* [SUPPLIED MATERIAL]:
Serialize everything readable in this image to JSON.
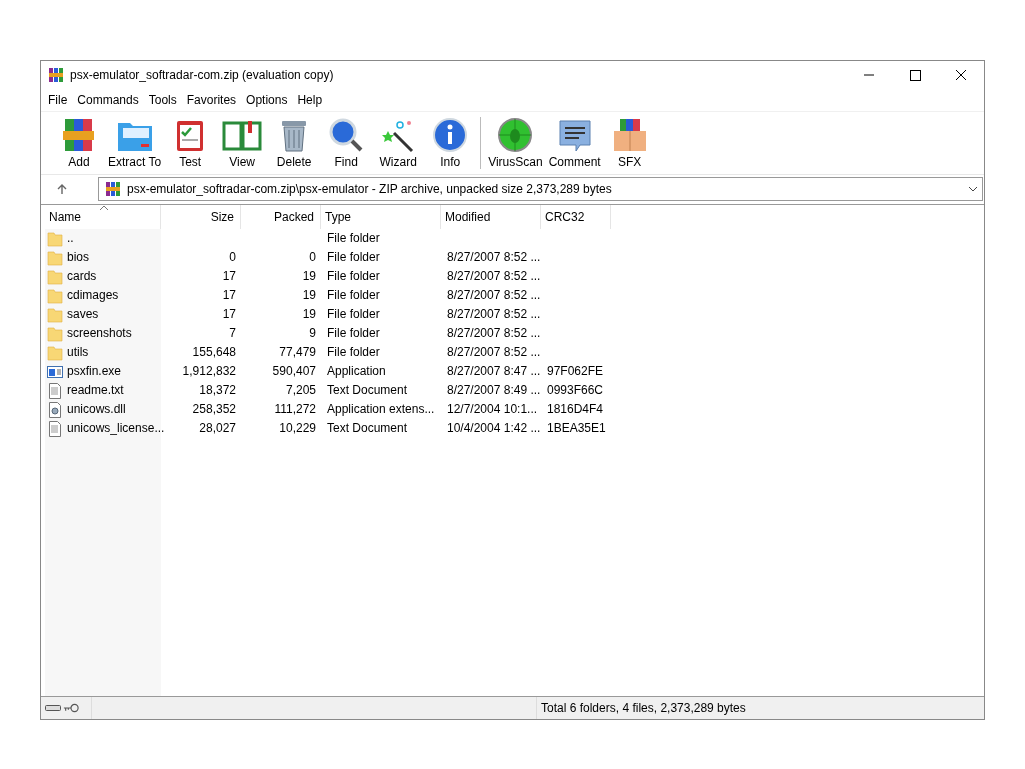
{
  "window": {
    "title": "psx-emulator_softradar-com.zip (evaluation copy)"
  },
  "menu": [
    "File",
    "Commands",
    "Tools",
    "Favorites",
    "Options",
    "Help"
  ],
  "toolbar": [
    {
      "kind": "add",
      "label": "Add"
    },
    {
      "kind": "extract",
      "label": "Extract To"
    },
    {
      "kind": "test",
      "label": "Test"
    },
    {
      "kind": "view",
      "label": "View"
    },
    {
      "kind": "delete",
      "label": "Delete"
    },
    {
      "kind": "find",
      "label": "Find"
    },
    {
      "kind": "wizard",
      "label": "Wizard"
    },
    {
      "kind": "info",
      "label": "Info"
    },
    {
      "kind": "virus",
      "label": "VirusScan"
    },
    {
      "kind": "comment",
      "label": "Comment"
    },
    {
      "kind": "sfx",
      "label": "SFX"
    }
  ],
  "address": "psx-emulator_softradar-com.zip\\psx-emulator - ZIP archive, unpacked size 2,373,289 bytes",
  "table": {
    "columns": [
      "Name",
      "Size",
      "Packed",
      "Type",
      "Modified",
      "CRC32"
    ],
    "rows": [
      {
        "kind": "folder",
        "cells": [
          "..",
          "",
          "",
          "File folder",
          "",
          ""
        ]
      },
      {
        "kind": "folder",
        "cells": [
          "bios",
          "0",
          "0",
          "File folder",
          "8/27/2007 8:52 ...",
          ""
        ]
      },
      {
        "kind": "folder",
        "cells": [
          "cards",
          "17",
          "19",
          "File folder",
          "8/27/2007 8:52 ...",
          ""
        ]
      },
      {
        "kind": "folder",
        "cells": [
          "cdimages",
          "17",
          "19",
          "File folder",
          "8/27/2007 8:52 ...",
          ""
        ]
      },
      {
        "kind": "folder",
        "cells": [
          "saves",
          "17",
          "19",
          "File folder",
          "8/27/2007 8:52 ...",
          ""
        ]
      },
      {
        "kind": "folder",
        "cells": [
          "screenshots",
          "7",
          "9",
          "File folder",
          "8/27/2007 8:52 ...",
          ""
        ]
      },
      {
        "kind": "folder",
        "cells": [
          "utils",
          "155,648",
          "77,479",
          "File folder",
          "8/27/2007 8:52 ...",
          ""
        ]
      },
      {
        "kind": "exe",
        "cells": [
          "psxfin.exe",
          "1,912,832",
          "590,407",
          "Application",
          "8/27/2007 8:47 ...",
          "97F062FE"
        ]
      },
      {
        "kind": "text",
        "cells": [
          "readme.txt",
          "18,372",
          "7,205",
          "Text Document",
          "8/27/2007 8:49 ...",
          "0993F66C"
        ]
      },
      {
        "kind": "dll",
        "cells": [
          "unicows.dll",
          "258,352",
          "111,272",
          "Application extens...",
          "12/7/2004 10:1...",
          "1816D4F4"
        ]
      },
      {
        "kind": "text",
        "cells": [
          "unicows_license...",
          "28,027",
          "10,229",
          "Text Document",
          "10/4/2004 1:42 ...",
          "1BEA35E1"
        ]
      }
    ]
  },
  "status_bar": "Total 6 folders, 4 files, 2,373,289 bytes"
}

* [EXERCISE REQUIREMENTS]:
Repeat each line of the material exactly, please, and skip every picture.

* [EXERCISE ANSWER]:
Serialize everything readable in this image to JSON.
{
  "window": {
    "title": "psx-emulator_softradar-com.zip (evaluation copy)"
  },
  "menu": [
    "File",
    "Commands",
    "Tools",
    "Favorites",
    "Options",
    "Help"
  ],
  "toolbar": [
    {
      "kind": "add",
      "label": "Add"
    },
    {
      "kind": "extract",
      "label": "Extract To"
    },
    {
      "kind": "test",
      "label": "Test"
    },
    {
      "kind": "view",
      "label": "View"
    },
    {
      "kind": "delete",
      "label": "Delete"
    },
    {
      "kind": "find",
      "label": "Find"
    },
    {
      "kind": "wizard",
      "label": "Wizard"
    },
    {
      "kind": "info",
      "label": "Info"
    },
    {
      "kind": "virus",
      "label": "VirusScan"
    },
    {
      "kind": "comment",
      "label": "Comment"
    },
    {
      "kind": "sfx",
      "label": "SFX"
    }
  ],
  "address": "psx-emulator_softradar-com.zip\\psx-emulator - ZIP archive, unpacked size 2,373,289 bytes",
  "table": {
    "columns": [
      "Name",
      "Size",
      "Packed",
      "Type",
      "Modified",
      "CRC32"
    ],
    "rows": [
      {
        "kind": "folder",
        "cells": [
          "..",
          "",
          "",
          "File folder",
          "",
          ""
        ]
      },
      {
        "kind": "folder",
        "cells": [
          "bios",
          "0",
          "0",
          "File folder",
          "8/27/2007 8:52 ...",
          ""
        ]
      },
      {
        "kind": "folder",
        "cells": [
          "cards",
          "17",
          "19",
          "File folder",
          "8/27/2007 8:52 ...",
          ""
        ]
      },
      {
        "kind": "folder",
        "cells": [
          "cdimages",
          "17",
          "19",
          "File folder",
          "8/27/2007 8:52 ...",
          ""
        ]
      },
      {
        "kind": "folder",
        "cells": [
          "saves",
          "17",
          "19",
          "File folder",
          "8/27/2007 8:52 ...",
          ""
        ]
      },
      {
        "kind": "folder",
        "cells": [
          "screenshots",
          "7",
          "9",
          "File folder",
          "8/27/2007 8:52 ...",
          ""
        ]
      },
      {
        "kind": "folder",
        "cells": [
          "utils",
          "155,648",
          "77,479",
          "File folder",
          "8/27/2007 8:52 ...",
          ""
        ]
      },
      {
        "kind": "exe",
        "cells": [
          "psxfin.exe",
          "1,912,832",
          "590,407",
          "Application",
          "8/27/2007 8:47 ...",
          "97F062FE"
        ]
      },
      {
        "kind": "text",
        "cells": [
          "readme.txt",
          "18,372",
          "7,205",
          "Text Document",
          "8/27/2007 8:49 ...",
          "0993F66C"
        ]
      },
      {
        "kind": "dll",
        "cells": [
          "unicows.dll",
          "258,352",
          "111,272",
          "Application extens...",
          "12/7/2004 10:1...",
          "1816D4F4"
        ]
      },
      {
        "kind": "text",
        "cells": [
          "unicows_license...",
          "28,027",
          "10,229",
          "Text Document",
          "10/4/2004 1:42 ...",
          "1BEA35E1"
        ]
      }
    ]
  },
  "status_bar": "Total 6 folders, 4 files, 2,373,289 bytes"
}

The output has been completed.